**WHAT YOU ARE ASKED TO DO**
Can you write out, word for word, everything in the records below from the very first line down to the line containing "Text: and 27 minutes.: and 27 minutes. <box>1016", with that line included?

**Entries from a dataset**
+ + +
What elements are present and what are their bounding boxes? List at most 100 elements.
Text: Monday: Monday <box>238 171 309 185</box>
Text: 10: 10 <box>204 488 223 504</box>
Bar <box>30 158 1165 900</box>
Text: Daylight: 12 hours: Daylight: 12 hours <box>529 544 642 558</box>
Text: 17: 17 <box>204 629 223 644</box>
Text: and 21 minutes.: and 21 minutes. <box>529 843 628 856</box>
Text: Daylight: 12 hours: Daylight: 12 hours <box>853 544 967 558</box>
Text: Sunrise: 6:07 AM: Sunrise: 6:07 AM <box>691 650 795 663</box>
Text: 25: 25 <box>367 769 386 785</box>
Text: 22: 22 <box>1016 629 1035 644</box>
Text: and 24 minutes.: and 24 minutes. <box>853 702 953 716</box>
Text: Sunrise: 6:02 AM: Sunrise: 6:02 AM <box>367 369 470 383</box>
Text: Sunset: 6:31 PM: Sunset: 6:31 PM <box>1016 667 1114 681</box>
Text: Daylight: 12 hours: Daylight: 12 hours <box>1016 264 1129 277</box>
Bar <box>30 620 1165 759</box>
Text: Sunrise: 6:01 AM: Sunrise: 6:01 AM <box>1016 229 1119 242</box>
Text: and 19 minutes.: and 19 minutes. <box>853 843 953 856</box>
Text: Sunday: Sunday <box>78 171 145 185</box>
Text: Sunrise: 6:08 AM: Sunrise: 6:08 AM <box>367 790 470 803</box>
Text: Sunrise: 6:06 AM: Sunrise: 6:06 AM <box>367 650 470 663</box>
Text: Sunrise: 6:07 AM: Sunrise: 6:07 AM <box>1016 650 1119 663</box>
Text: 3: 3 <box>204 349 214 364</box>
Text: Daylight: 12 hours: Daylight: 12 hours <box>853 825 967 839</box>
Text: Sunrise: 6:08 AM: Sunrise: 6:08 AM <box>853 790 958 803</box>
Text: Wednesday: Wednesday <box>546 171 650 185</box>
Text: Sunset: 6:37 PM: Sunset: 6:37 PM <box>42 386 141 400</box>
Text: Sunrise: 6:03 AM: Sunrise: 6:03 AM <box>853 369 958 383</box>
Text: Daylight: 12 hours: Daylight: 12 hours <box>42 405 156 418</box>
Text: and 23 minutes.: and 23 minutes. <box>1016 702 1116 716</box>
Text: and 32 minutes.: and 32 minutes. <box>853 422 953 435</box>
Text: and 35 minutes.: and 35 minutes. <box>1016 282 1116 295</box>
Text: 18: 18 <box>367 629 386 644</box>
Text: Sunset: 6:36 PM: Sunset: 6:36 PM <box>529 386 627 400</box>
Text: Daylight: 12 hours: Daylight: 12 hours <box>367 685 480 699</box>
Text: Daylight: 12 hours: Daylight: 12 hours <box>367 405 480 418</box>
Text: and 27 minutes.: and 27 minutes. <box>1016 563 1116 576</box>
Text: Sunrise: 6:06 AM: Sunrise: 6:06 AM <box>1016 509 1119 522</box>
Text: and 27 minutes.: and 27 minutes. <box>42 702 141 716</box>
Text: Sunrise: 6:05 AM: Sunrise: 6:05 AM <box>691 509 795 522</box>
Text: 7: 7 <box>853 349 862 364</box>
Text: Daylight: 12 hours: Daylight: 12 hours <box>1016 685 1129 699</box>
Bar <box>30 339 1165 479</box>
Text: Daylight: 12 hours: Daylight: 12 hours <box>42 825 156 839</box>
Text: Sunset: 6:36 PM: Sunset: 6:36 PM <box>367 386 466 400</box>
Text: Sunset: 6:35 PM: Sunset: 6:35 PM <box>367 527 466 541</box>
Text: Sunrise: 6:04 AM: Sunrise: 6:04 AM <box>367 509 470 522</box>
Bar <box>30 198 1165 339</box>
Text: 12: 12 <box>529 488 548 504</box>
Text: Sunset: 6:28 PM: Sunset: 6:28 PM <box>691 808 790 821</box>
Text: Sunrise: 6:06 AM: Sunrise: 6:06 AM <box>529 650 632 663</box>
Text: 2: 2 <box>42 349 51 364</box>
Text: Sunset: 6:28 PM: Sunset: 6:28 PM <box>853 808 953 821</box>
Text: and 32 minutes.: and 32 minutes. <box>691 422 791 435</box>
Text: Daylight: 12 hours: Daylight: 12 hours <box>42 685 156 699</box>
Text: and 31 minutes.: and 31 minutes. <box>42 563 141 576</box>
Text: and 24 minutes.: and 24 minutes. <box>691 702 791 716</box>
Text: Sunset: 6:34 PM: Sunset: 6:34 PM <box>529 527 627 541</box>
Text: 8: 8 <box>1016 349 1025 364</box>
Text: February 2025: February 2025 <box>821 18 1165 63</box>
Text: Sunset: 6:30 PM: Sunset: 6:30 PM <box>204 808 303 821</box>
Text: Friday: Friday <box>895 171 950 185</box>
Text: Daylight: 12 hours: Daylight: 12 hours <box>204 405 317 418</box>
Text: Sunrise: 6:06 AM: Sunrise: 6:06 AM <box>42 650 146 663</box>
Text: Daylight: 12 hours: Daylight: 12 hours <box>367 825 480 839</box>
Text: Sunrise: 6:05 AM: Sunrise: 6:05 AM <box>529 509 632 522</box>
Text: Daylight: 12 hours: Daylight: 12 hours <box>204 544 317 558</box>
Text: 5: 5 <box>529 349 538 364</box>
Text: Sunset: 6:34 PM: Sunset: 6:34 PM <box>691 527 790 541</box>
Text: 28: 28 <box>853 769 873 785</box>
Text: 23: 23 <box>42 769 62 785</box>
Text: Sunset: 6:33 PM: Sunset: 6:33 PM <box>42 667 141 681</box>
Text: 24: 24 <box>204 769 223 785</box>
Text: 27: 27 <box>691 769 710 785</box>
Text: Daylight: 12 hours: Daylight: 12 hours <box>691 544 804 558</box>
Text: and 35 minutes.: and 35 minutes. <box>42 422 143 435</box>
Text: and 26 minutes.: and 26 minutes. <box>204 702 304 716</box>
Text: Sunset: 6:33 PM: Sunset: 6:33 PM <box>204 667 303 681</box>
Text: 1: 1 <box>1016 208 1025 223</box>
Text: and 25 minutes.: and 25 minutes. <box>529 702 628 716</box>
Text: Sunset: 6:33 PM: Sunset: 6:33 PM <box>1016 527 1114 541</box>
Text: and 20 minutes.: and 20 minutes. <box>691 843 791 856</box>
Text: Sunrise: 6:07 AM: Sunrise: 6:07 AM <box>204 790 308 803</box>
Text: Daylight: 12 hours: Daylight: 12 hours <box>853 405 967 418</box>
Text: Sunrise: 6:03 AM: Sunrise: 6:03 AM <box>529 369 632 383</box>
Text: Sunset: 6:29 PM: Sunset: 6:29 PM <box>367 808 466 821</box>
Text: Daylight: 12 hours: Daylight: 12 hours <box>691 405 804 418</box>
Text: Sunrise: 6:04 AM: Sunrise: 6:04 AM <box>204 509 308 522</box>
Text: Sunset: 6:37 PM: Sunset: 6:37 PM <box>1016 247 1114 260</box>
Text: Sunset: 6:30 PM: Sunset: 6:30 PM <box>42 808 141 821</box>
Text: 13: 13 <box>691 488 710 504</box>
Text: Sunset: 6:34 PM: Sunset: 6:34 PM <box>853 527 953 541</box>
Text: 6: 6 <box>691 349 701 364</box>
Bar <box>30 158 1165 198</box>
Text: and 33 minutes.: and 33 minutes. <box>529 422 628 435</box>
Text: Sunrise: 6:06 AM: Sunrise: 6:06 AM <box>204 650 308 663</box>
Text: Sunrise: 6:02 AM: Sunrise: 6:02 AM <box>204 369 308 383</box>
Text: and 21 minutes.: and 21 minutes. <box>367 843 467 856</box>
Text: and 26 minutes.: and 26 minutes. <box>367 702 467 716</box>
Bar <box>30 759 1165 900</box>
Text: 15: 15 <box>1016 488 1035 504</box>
+ + +
**RESPONSE TO THIS TASK**
What elements are present and what are their bounding boxes? List at most 100 elements.
Text: Monday: Monday <box>238 171 309 185</box>
Text: 10: 10 <box>204 488 223 504</box>
Bar <box>30 158 1165 900</box>
Text: Daylight: 12 hours: Daylight: 12 hours <box>529 544 642 558</box>
Text: 17: 17 <box>204 629 223 644</box>
Text: and 21 minutes.: and 21 minutes. <box>529 843 628 856</box>
Text: Daylight: 12 hours: Daylight: 12 hours <box>853 544 967 558</box>
Text: Sunrise: 6:07 AM: Sunrise: 6:07 AM <box>691 650 795 663</box>
Text: 25: 25 <box>367 769 386 785</box>
Text: 22: 22 <box>1016 629 1035 644</box>
Text: and 24 minutes.: and 24 minutes. <box>853 702 953 716</box>
Text: Sunrise: 6:02 AM: Sunrise: 6:02 AM <box>367 369 470 383</box>
Text: Sunset: 6:31 PM: Sunset: 6:31 PM <box>1016 667 1114 681</box>
Text: Daylight: 12 hours: Daylight: 12 hours <box>1016 264 1129 277</box>
Bar <box>30 620 1165 759</box>
Text: Sunrise: 6:01 AM: Sunrise: 6:01 AM <box>1016 229 1119 242</box>
Text: and 19 minutes.: and 19 minutes. <box>853 843 953 856</box>
Text: Sunday: Sunday <box>78 171 145 185</box>
Text: Sunrise: 6:08 AM: Sunrise: 6:08 AM <box>367 790 470 803</box>
Text: Sunrise: 6:06 AM: Sunrise: 6:06 AM <box>367 650 470 663</box>
Text: Sunrise: 6:07 AM: Sunrise: 6:07 AM <box>1016 650 1119 663</box>
Text: 3: 3 <box>204 349 214 364</box>
Text: Daylight: 12 hours: Daylight: 12 hours <box>853 825 967 839</box>
Text: Sunrise: 6:08 AM: Sunrise: 6:08 AM <box>853 790 958 803</box>
Text: Wednesday: Wednesday <box>546 171 650 185</box>
Text: Sunset: 6:37 PM: Sunset: 6:37 PM <box>42 386 141 400</box>
Text: Sunrise: 6:03 AM: Sunrise: 6:03 AM <box>853 369 958 383</box>
Text: Daylight: 12 hours: Daylight: 12 hours <box>42 405 156 418</box>
Text: and 23 minutes.: and 23 minutes. <box>1016 702 1116 716</box>
Text: and 32 minutes.: and 32 minutes. <box>853 422 953 435</box>
Text: and 35 minutes.: and 35 minutes. <box>1016 282 1116 295</box>
Text: 18: 18 <box>367 629 386 644</box>
Text: Sunset: 6:36 PM: Sunset: 6:36 PM <box>529 386 627 400</box>
Text: Daylight: 12 hours: Daylight: 12 hours <box>367 685 480 699</box>
Text: Daylight: 12 hours: Daylight: 12 hours <box>367 405 480 418</box>
Text: and 27 minutes.: and 27 minutes. <box>1016 563 1116 576</box>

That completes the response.